** Directions **
Isolate every line in the data with the string "Gorduras" and copy it.
──────── Data in this exercise ────────
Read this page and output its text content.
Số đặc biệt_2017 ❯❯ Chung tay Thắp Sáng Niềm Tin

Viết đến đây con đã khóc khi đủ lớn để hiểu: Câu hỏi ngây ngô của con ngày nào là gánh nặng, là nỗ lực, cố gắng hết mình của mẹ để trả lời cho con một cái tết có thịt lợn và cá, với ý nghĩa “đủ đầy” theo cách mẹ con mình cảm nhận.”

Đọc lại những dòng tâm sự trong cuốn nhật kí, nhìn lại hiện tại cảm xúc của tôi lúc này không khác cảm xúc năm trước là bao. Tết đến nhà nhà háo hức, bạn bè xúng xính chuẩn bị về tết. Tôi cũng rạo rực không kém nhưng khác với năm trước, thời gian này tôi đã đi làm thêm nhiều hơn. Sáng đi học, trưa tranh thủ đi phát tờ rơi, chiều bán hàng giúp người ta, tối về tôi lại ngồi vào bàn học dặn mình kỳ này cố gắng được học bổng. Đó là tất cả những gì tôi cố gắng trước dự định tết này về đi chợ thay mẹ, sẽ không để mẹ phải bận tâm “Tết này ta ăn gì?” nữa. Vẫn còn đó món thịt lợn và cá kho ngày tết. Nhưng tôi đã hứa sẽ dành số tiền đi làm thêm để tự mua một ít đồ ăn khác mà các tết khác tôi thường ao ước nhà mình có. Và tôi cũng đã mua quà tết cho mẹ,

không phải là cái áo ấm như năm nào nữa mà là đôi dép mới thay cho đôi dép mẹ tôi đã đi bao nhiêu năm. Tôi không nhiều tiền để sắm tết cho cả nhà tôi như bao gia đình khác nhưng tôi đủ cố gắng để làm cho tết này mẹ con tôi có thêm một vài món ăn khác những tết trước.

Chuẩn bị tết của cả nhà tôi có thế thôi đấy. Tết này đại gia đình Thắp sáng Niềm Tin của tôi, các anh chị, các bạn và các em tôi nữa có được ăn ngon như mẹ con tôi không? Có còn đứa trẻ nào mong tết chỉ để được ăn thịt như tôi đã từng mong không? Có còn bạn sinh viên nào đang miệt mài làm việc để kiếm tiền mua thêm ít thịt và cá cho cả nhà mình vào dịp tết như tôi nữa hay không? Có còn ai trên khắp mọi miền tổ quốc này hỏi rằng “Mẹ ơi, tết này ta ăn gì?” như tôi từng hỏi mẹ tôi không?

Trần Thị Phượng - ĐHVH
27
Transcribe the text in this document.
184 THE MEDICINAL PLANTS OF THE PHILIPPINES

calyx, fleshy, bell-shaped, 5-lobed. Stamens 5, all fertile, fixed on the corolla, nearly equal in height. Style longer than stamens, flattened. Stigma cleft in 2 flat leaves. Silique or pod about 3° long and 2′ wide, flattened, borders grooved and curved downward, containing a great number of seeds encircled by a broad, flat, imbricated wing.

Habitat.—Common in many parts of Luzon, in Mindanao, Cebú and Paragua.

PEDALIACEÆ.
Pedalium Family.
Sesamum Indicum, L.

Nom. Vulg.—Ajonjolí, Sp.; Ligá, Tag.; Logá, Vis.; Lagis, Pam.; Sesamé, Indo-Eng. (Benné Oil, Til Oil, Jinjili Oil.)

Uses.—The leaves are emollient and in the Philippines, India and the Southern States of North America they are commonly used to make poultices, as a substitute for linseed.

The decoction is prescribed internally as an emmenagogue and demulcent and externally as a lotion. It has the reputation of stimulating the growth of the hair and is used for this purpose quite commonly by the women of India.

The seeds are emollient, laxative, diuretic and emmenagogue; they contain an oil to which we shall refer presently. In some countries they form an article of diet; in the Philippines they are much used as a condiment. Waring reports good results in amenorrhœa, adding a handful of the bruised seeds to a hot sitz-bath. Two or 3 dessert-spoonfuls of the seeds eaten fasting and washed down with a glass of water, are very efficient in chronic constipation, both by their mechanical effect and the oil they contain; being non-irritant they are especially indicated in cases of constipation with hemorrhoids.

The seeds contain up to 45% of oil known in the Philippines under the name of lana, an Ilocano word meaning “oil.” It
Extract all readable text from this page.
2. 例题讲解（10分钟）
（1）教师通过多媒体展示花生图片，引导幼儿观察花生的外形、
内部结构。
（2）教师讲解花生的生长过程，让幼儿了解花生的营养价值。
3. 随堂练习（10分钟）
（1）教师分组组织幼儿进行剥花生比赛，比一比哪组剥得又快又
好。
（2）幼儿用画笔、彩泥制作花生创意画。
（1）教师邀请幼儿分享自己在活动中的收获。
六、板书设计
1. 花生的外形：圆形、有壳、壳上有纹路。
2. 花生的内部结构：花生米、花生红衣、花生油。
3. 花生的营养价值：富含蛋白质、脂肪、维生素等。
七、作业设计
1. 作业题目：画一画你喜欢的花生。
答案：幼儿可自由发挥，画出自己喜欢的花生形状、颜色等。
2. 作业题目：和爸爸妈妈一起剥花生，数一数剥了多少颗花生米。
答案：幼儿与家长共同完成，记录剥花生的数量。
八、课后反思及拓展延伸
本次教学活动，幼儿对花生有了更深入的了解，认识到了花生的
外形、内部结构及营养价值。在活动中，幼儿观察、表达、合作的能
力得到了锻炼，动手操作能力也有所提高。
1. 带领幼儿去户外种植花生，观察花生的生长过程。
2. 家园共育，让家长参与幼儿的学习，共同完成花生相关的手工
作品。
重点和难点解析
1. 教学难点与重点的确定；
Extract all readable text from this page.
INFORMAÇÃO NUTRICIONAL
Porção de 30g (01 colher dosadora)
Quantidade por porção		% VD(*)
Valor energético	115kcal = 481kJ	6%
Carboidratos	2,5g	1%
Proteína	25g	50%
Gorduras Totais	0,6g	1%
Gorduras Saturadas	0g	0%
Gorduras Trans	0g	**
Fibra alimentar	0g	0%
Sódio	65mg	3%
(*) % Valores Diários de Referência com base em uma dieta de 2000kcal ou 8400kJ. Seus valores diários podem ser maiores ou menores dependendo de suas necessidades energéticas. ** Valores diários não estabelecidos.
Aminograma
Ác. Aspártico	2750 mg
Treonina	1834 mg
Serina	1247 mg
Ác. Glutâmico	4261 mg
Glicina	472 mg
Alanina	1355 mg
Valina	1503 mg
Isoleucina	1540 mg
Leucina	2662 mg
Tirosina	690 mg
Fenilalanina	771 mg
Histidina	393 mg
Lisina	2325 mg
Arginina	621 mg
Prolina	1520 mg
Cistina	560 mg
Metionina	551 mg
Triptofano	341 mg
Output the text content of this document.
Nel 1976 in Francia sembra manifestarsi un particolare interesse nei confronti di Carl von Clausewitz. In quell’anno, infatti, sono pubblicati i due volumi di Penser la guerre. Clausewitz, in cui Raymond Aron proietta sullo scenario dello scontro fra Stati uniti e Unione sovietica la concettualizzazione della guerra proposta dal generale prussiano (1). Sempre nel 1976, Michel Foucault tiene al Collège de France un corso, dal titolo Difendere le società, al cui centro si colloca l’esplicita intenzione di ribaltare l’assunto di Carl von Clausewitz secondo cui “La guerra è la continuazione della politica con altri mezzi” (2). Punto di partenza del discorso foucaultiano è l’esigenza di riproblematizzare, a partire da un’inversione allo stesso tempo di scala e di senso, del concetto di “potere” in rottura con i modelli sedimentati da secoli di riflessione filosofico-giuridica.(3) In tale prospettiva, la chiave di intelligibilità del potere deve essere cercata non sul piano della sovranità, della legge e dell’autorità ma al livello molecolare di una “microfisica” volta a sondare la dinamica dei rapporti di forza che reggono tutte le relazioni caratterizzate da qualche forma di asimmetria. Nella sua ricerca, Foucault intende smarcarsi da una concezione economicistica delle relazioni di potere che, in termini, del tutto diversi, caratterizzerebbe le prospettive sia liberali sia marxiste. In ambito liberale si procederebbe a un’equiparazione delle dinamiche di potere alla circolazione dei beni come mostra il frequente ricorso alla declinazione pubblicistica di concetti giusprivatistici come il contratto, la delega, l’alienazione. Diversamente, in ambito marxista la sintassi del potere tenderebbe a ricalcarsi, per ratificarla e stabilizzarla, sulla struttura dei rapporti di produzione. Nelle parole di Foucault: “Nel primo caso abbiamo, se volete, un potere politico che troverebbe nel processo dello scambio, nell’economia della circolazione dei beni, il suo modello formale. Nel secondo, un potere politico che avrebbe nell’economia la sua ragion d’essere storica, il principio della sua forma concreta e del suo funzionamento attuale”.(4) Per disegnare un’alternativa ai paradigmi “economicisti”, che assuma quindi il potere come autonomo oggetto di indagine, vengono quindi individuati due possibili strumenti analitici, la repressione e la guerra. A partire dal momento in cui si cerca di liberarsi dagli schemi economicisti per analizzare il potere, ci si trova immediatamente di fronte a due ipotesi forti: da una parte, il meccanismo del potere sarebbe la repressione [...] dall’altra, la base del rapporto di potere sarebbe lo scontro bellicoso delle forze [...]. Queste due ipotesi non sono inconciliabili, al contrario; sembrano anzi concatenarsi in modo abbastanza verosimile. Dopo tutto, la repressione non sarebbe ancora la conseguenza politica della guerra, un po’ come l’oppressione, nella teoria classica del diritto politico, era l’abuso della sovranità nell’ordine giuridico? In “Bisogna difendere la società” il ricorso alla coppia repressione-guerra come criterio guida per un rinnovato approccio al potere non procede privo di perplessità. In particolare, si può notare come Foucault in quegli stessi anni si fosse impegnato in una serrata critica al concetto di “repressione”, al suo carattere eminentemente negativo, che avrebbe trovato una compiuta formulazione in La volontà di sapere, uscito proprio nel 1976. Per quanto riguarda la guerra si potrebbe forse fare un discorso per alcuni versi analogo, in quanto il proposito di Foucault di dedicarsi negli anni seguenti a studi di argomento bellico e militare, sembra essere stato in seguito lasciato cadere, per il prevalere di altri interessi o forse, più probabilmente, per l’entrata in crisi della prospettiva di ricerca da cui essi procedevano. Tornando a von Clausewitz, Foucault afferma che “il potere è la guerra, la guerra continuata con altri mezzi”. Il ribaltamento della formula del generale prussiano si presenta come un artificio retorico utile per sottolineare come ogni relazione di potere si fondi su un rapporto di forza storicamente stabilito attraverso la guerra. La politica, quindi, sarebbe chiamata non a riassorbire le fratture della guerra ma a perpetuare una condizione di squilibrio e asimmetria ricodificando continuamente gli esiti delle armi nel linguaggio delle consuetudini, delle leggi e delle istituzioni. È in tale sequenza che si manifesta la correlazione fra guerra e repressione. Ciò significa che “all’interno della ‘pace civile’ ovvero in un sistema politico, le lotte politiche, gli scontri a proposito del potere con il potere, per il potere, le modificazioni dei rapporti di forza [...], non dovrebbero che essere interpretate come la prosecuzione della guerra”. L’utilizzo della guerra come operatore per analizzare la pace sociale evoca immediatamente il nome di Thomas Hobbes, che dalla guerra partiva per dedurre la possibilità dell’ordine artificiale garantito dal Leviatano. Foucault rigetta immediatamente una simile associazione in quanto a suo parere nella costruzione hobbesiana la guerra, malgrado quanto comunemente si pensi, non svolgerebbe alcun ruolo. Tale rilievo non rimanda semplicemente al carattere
────────
** Task response **
Gorduras Totais	0,6g	1%
Gorduras Saturadas	0g	0%
Gorduras Trans	0g	**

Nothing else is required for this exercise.